### RECORDS SUPPLIED ###

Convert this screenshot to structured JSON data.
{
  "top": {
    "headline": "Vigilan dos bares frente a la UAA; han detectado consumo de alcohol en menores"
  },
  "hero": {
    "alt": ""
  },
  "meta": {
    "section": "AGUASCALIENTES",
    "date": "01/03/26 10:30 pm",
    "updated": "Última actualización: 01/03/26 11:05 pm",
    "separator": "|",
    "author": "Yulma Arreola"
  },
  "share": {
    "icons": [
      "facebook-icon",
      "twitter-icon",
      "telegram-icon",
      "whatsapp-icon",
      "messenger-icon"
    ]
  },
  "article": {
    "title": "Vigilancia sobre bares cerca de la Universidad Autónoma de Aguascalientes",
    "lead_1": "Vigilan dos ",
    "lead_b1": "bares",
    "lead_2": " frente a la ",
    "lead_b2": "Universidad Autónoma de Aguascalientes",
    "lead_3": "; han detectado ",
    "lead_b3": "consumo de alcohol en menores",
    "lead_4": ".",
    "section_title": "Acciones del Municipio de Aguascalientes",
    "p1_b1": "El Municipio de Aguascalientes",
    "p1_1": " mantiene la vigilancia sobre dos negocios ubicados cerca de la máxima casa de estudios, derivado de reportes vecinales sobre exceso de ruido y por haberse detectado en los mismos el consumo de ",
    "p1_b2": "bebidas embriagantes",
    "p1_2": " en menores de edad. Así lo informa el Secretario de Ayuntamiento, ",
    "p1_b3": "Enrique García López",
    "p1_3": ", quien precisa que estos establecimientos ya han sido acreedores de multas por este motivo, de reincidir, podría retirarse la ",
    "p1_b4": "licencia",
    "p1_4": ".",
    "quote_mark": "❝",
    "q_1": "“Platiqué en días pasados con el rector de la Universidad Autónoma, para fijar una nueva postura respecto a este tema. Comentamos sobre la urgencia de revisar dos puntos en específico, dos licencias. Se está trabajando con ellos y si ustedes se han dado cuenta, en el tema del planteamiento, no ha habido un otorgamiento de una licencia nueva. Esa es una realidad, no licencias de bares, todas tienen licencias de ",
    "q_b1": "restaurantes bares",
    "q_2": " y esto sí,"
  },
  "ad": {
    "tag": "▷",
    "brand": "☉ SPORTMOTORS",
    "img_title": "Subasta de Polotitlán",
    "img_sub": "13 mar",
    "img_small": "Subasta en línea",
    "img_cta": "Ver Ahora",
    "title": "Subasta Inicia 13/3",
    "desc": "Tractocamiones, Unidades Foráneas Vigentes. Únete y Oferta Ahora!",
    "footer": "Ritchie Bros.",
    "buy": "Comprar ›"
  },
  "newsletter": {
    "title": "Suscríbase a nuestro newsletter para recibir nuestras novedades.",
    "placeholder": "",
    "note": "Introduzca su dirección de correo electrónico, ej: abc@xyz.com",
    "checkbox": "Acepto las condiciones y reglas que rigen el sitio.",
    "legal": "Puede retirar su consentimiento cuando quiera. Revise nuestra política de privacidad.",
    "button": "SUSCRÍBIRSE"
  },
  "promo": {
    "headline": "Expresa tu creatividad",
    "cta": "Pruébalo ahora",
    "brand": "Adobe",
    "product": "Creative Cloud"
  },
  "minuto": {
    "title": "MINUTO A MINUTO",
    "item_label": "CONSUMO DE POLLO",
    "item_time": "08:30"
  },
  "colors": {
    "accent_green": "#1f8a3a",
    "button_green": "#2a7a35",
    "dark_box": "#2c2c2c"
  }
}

###

PROBLEM DESCRIPTION – Report how many lines in the listing above include the word "bares". Give nothing but the number.

TASK ANSWER – 5